# [Stated task]
Without the pictures, print each of the records below exactly as it appears.

# [Provided records]

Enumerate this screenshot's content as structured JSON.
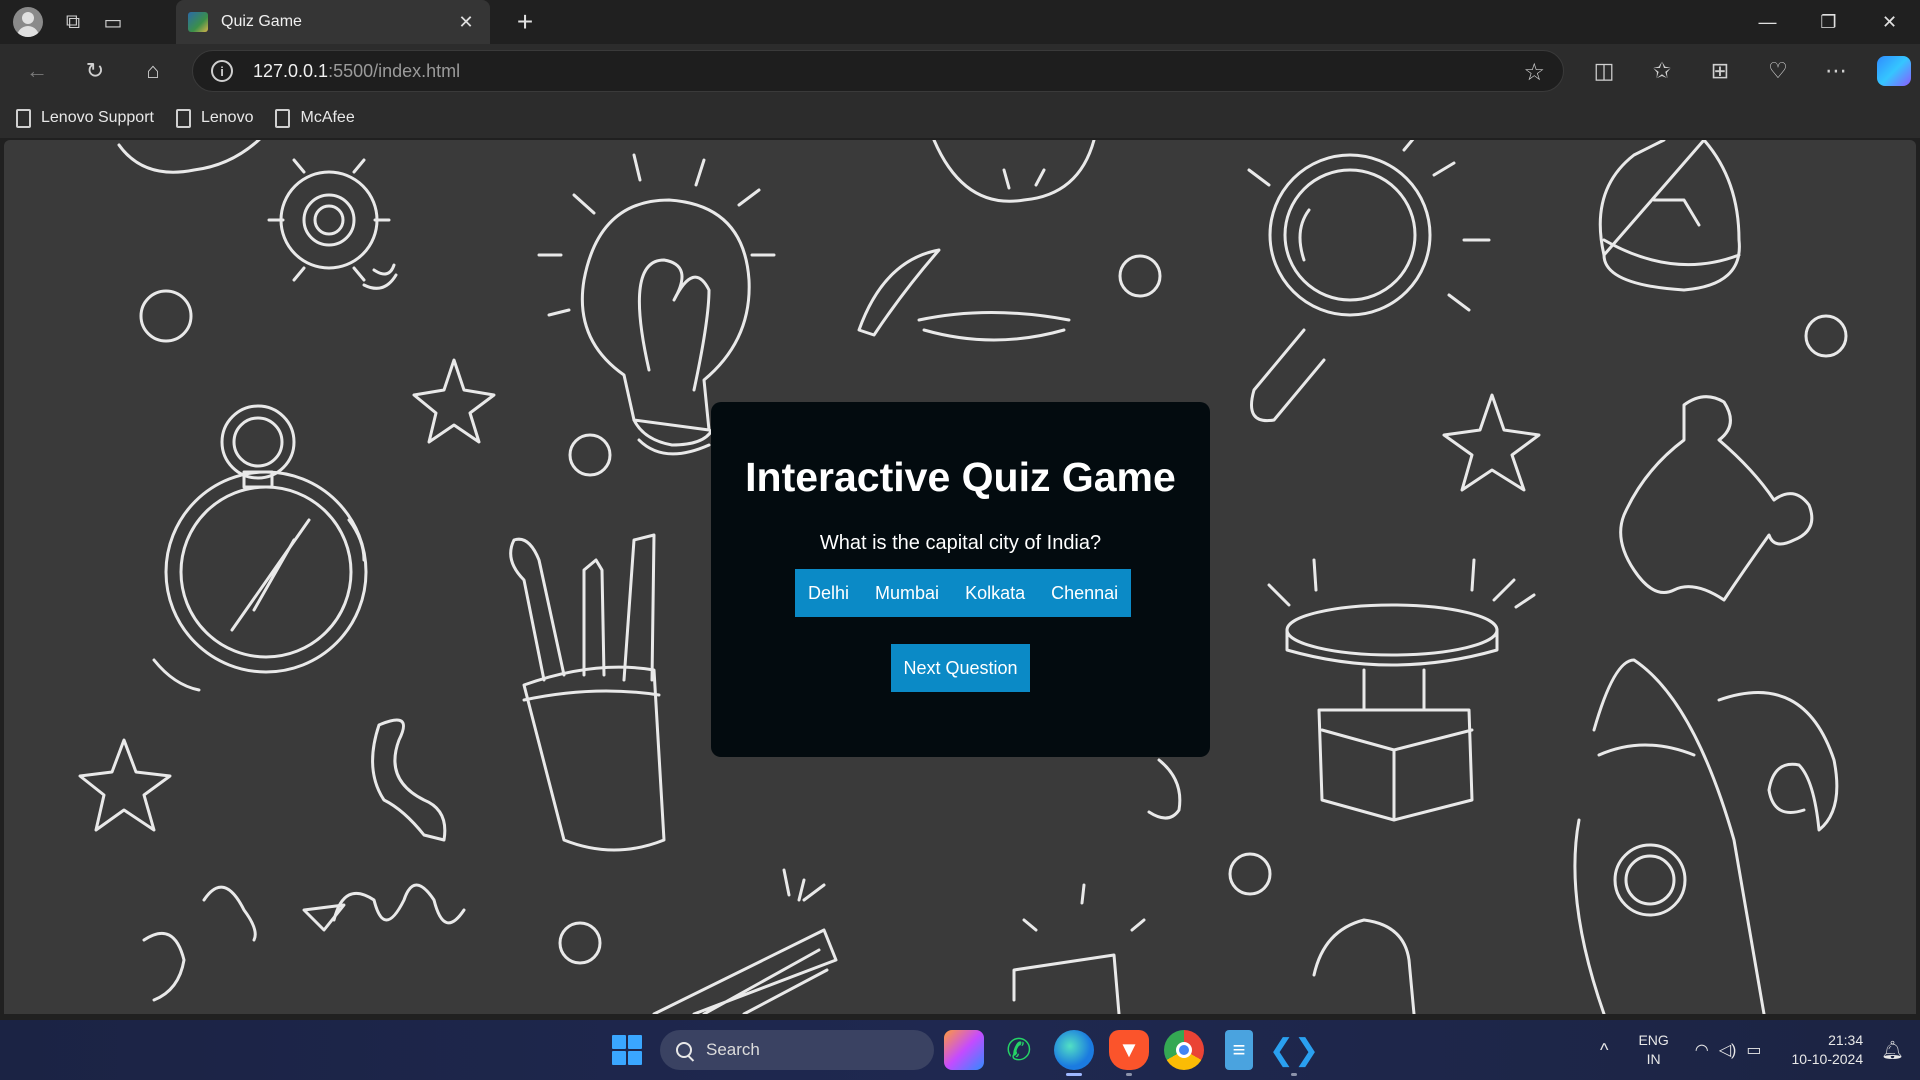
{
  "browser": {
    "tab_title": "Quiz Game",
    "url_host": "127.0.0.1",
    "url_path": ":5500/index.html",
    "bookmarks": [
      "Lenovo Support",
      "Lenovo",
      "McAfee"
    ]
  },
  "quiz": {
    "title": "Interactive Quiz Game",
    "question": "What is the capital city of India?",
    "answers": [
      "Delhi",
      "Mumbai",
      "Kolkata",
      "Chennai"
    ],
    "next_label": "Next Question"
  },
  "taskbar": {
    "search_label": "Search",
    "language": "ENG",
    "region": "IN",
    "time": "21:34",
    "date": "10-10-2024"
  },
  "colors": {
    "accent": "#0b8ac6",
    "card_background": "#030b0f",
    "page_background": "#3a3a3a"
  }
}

# [Final result]
Enumerate this screenshot's content as structured JSON.
{
  "browser": {
    "tab_title": "Quiz Game",
    "url_host": "127.0.0.1",
    "url_path": ":5500/index.html",
    "bookmarks": [
      "Lenovo Support",
      "Lenovo",
      "McAfee"
    ]
  },
  "quiz": {
    "title": "Interactive Quiz Game",
    "question": "What is the capital city of India?",
    "answers": [
      "Delhi",
      "Mumbai",
      "Kolkata",
      "Chennai"
    ],
    "next_label": "Next Question"
  },
  "taskbar": {
    "search_label": "Search",
    "language": "ENG",
    "region": "IN",
    "time": "21:34",
    "date": "10-10-2024"
  },
  "colors": {
    "accent": "#0b8ac6",
    "card_background": "#030b0f",
    "page_background": "#3a3a3a"
  }
}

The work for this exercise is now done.